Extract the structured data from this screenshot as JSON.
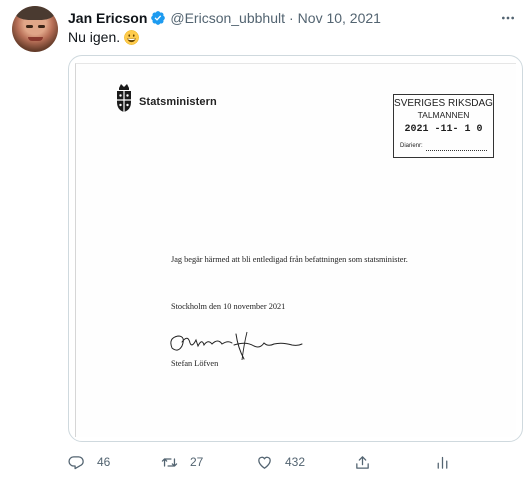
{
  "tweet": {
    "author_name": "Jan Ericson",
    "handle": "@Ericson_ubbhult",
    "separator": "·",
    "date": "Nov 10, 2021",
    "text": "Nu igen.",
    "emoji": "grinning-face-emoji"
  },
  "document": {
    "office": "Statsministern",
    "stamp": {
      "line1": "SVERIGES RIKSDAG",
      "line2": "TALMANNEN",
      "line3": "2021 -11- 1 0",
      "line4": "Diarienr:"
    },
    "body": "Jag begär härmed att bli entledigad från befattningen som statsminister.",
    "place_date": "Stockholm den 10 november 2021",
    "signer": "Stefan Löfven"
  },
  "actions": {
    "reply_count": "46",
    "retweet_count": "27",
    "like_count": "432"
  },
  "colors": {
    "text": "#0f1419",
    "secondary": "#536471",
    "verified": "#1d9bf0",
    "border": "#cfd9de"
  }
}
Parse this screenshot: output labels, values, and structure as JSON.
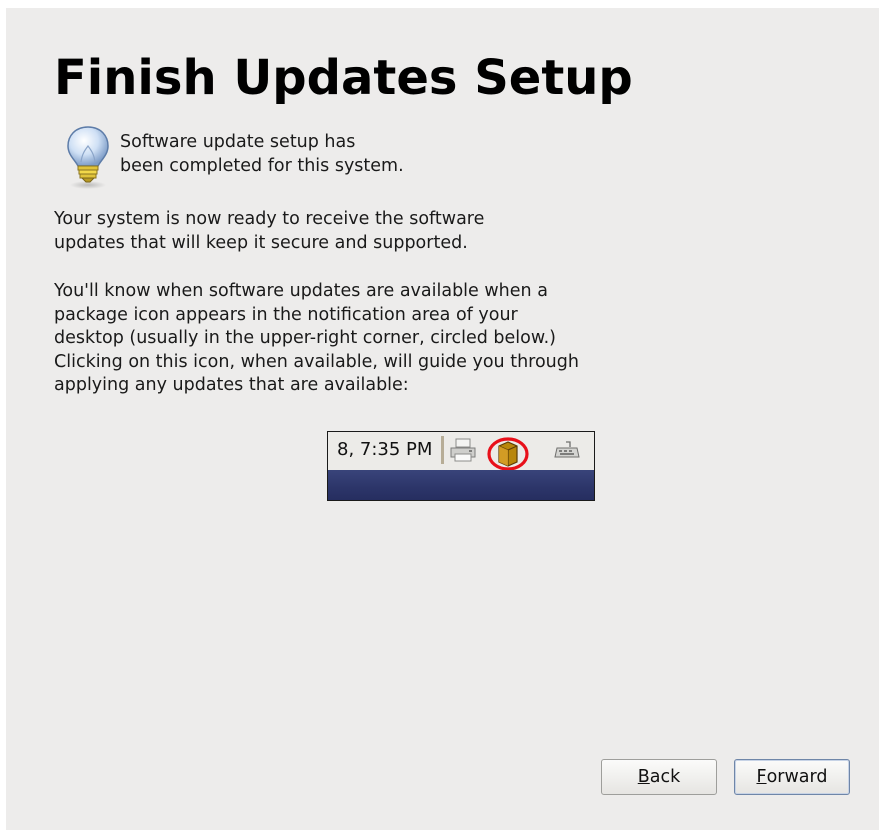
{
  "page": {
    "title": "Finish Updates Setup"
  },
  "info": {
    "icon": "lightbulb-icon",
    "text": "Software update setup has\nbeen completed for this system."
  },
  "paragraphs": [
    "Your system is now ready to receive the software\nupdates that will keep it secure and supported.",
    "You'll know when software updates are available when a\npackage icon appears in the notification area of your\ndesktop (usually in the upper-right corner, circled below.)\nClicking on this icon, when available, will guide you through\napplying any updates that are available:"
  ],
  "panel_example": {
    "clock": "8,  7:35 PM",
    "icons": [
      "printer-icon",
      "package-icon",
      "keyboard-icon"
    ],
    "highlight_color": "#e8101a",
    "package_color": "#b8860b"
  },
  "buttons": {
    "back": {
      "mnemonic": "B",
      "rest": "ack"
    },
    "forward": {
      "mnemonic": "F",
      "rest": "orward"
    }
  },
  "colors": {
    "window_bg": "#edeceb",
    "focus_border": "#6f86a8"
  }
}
____________
Exercise
Output all of the records exactly as they appear above, but not the pictures.

Output for this exercise
Extract the structured data from this screenshot as JSON.
{
  "tweet": {
    "author_name": "Jan Ericson",
    "handle": "@Ericson_ubbhult",
    "separator": "·",
    "date": "Nov 10, 2021",
    "text": "Nu igen.",
    "emoji": "grinning-face-emoji"
  },
  "document": {
    "office": "Statsministern",
    "stamp": {
      "line1": "SVERIGES RIKSDAG",
      "line2": "TALMANNEN",
      "line3": "2021 -11- 1 0",
      "line4": "Diarienr:"
    },
    "body": "Jag begär härmed att bli entledigad från befattningen som statsminister.",
    "place_date": "Stockholm den 10 november 2021",
    "signer": "Stefan Löfven"
  },
  "actions": {
    "reply_count": "46",
    "retweet_count": "27",
    "like_count": "432"
  },
  "colors": {
    "text": "#0f1419",
    "secondary": "#536471",
    "verified": "#1d9bf0",
    "border": "#cfd9de"
  }
}
Parse this screenshot: output labels, values, and structure as JSON.
{
  "page": {
    "title": "Finish Updates Setup"
  },
  "info": {
    "icon": "lightbulb-icon",
    "text": "Software update setup has\nbeen completed for this system."
  },
  "paragraphs": [
    "Your system is now ready to receive the software\nupdates that will keep it secure and supported.",
    "You'll know when software updates are available when a\npackage icon appears in the notification area of your\ndesktop (usually in the upper-right corner, circled below.)\nClicking on this icon, when available, will guide you through\napplying any updates that are available:"
  ],
  "panel_example": {
    "clock": "8,  7:35 PM",
    "icons": [
      "printer-icon",
      "package-icon",
      "keyboard-icon"
    ],
    "highlight_color": "#e8101a",
    "package_color": "#b8860b"
  },
  "buttons": {
    "back": {
      "mnemonic": "B",
      "rest": "ack"
    },
    "forward": {
      "mnemonic": "F",
      "rest": "orward"
    }
  },
  "colors": {
    "window_bg": "#edeceb",
    "focus_border": "#6f86a8"
  }
}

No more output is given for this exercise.